+++ EXERCISE INPUTS

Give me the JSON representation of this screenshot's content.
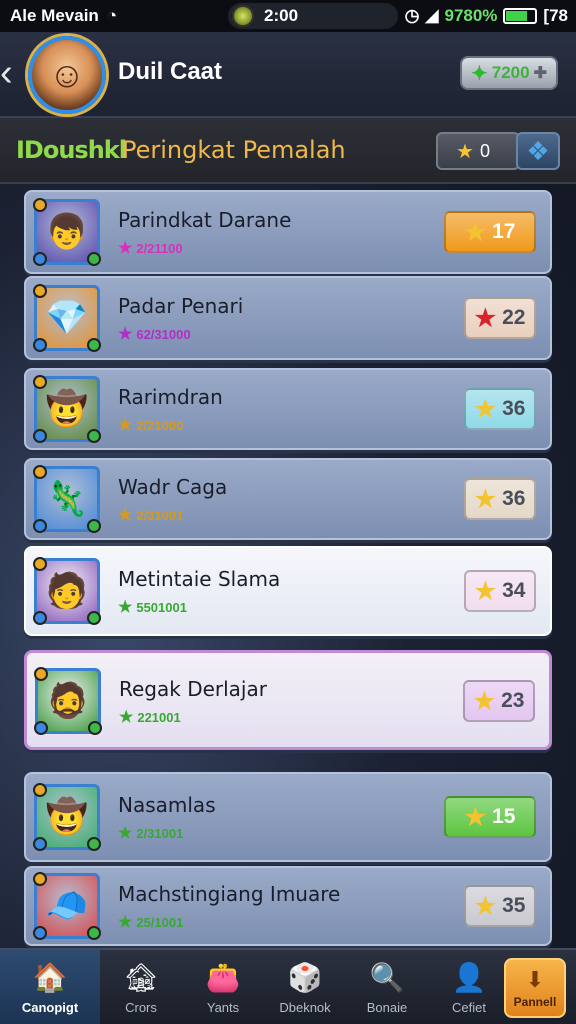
{
  "status_bar": {
    "carrier": "Ale Mevain",
    "time": "2:00",
    "battery_pct": "9780%",
    "extra": "[78"
  },
  "header": {
    "back_icon": "chevron-left-icon",
    "title": "Duil Caat",
    "coins": "7200"
  },
  "subheader": {
    "logo": "IDoushkl",
    "title": "Peringkat Pemalah",
    "stars": "0"
  },
  "players": [
    {
      "name": "Parindkat Darane",
      "sub": "2/21100",
      "score": "17",
      "sub_color": "#d82fbf",
      "score_bg": "#f09a1c",
      "star_color": "#f4c430",
      "thumb_bg": "#5a4ab0",
      "thumb_icon": "👦"
    },
    {
      "name": "Padar Penari",
      "sub": "62/31000",
      "score": "22",
      "sub_color": "#b02fc9",
      "score_bg": "#e9d0bf",
      "star_color": "#d8232a",
      "thumb_bg": "#e8922a",
      "thumb_icon": "💎"
    },
    {
      "name": "Rarimdran",
      "sub": "2/21000",
      "score": "36",
      "sub_color": "#d79a18",
      "score_bg": "#8fd9e8",
      "star_color": "#f4c430",
      "thumb_bg": "#5c8a3a",
      "thumb_icon": "🤠"
    },
    {
      "name": "Wadr Caga",
      "sub": "2/31001",
      "score": "36",
      "sub_color": "#d79a18",
      "score_bg": "#e5d8c8",
      "star_color": "#f4c430",
      "thumb_bg": "#4a8ad8",
      "thumb_icon": "🦎"
    },
    {
      "name": "Metintaie Slama",
      "sub": "5501001",
      "score": "34",
      "sub_color": "#39a832",
      "score_bg": "#f2ddef",
      "star_color": "#f4c430",
      "thumb_bg": "#8a5ab8",
      "thumb_icon": "🧑"
    },
    {
      "name": "Regak Derlajar",
      "sub": "221001",
      "score": "23",
      "sub_color": "#39a832",
      "score_bg": "#e4c6f0",
      "star_color": "#f4c430",
      "thumb_bg": "#3a9a3a",
      "thumb_icon": "🧔"
    },
    {
      "name": "Nasamlas",
      "sub": "2/31001",
      "score": "15",
      "sub_color": "#39a832",
      "score_bg": "#5cc540",
      "star_color": "#f4c430",
      "thumb_bg": "#3ab06a",
      "thumb_icon": "🤠"
    },
    {
      "name": "Machstingiang Imuare",
      "sub": "25/1001",
      "score": "35",
      "sub_color": "#39a832",
      "score_bg": "#c9c9d0",
      "star_color": "#f4c430",
      "thumb_bg": "#d84a4a",
      "thumb_icon": "🧢"
    }
  ],
  "bottom_nav": [
    {
      "label": "Canopigt",
      "icon": "home-icon",
      "glyph": "🏠"
    },
    {
      "label": "Crors",
      "icon": "shop-icon",
      "glyph": "🏚"
    },
    {
      "label": "Yants",
      "icon": "bag-icon",
      "glyph": "👛"
    },
    {
      "label": "Dbeknok",
      "icon": "dice-icon",
      "glyph": "🎲"
    },
    {
      "label": "Bonaie",
      "icon": "search-icon",
      "glyph": "🔍"
    },
    {
      "label": "Cefiet",
      "icon": "profile-icon",
      "glyph": "👤"
    }
  ],
  "special_nav": {
    "label": "Pannell",
    "icon": "download-icon"
  }
}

++++++

#### SET EXERCISE:
Filter the records above for "label" and copy every matching line.

#### OUTPUT:
      "label": "Canopigt",
      "label": "Crors",
      "label": "Yants",
      "label": "Dbeknok",
      "label": "Bonaie",
      "label": "Cefiet",
    "label": "Pannell",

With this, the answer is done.